PROBLEM TO SOLVE:
Count the lines in the listing below that contain the string "value", treating uppercase and lowercase as different. Reply with the number alone.

SUPPLIED ENTRIES:

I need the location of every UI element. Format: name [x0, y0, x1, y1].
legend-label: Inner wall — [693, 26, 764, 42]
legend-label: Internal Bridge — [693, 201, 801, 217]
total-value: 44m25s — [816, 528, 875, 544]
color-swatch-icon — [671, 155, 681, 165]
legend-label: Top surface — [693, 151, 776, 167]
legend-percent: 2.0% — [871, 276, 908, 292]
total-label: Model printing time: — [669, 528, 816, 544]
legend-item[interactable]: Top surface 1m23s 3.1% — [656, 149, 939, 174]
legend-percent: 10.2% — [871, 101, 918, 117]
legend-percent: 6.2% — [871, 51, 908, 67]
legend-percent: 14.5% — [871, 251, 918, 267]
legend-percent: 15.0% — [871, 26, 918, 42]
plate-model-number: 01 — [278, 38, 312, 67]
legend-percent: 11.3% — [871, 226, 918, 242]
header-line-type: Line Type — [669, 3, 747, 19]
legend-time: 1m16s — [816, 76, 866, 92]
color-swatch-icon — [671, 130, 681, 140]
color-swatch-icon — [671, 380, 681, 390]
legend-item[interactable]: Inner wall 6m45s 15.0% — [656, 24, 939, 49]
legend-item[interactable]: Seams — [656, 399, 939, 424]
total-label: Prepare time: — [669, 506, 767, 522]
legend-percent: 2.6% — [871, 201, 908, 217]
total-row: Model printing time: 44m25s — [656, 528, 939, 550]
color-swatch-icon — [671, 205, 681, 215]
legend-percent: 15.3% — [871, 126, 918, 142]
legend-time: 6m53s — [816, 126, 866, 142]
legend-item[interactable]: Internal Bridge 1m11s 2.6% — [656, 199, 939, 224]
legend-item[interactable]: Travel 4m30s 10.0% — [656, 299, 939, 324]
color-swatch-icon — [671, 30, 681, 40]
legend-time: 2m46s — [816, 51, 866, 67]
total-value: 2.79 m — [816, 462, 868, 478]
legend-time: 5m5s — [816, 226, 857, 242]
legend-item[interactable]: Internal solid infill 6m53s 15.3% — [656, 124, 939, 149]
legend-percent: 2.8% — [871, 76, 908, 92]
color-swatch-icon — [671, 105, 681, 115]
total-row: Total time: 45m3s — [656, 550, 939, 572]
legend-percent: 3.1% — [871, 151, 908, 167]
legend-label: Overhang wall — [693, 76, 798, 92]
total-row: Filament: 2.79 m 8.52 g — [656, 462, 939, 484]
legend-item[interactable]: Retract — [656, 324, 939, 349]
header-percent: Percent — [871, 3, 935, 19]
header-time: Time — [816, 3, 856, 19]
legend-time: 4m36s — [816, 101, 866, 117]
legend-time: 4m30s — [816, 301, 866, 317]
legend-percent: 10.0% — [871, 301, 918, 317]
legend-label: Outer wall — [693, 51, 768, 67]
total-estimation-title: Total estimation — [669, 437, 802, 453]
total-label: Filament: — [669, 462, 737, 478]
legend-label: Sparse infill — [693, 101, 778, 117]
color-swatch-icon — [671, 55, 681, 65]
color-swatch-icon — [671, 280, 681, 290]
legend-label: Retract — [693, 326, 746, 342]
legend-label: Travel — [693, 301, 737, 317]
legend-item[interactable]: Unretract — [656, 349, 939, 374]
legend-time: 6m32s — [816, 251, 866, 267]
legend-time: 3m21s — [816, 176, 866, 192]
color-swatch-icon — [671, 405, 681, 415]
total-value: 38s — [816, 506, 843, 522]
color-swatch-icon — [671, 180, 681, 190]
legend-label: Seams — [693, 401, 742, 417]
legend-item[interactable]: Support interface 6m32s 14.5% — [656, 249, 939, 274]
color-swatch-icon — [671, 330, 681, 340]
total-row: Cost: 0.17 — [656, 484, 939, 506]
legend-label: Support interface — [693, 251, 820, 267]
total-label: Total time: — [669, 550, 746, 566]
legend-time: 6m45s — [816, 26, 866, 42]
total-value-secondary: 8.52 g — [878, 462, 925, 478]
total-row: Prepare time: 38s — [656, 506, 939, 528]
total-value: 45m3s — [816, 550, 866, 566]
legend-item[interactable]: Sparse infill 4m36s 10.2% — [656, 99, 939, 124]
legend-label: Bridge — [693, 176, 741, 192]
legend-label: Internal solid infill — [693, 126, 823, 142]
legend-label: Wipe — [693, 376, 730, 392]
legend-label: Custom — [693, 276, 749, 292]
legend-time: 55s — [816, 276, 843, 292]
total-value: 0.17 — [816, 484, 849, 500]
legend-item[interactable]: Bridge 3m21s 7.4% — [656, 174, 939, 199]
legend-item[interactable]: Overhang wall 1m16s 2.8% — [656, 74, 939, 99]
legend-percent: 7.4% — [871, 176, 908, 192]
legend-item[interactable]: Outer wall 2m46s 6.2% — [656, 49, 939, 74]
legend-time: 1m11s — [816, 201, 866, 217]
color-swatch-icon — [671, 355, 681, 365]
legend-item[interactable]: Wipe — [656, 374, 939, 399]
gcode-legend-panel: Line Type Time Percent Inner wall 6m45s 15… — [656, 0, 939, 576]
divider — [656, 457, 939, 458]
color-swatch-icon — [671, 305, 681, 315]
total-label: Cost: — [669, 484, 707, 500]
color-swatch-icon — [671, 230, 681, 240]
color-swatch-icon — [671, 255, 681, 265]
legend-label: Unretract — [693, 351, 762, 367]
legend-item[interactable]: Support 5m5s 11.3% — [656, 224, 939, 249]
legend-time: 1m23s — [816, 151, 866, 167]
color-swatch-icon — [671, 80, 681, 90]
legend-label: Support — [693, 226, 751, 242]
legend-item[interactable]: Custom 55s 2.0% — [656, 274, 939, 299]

WRITTEN ANSWER:
6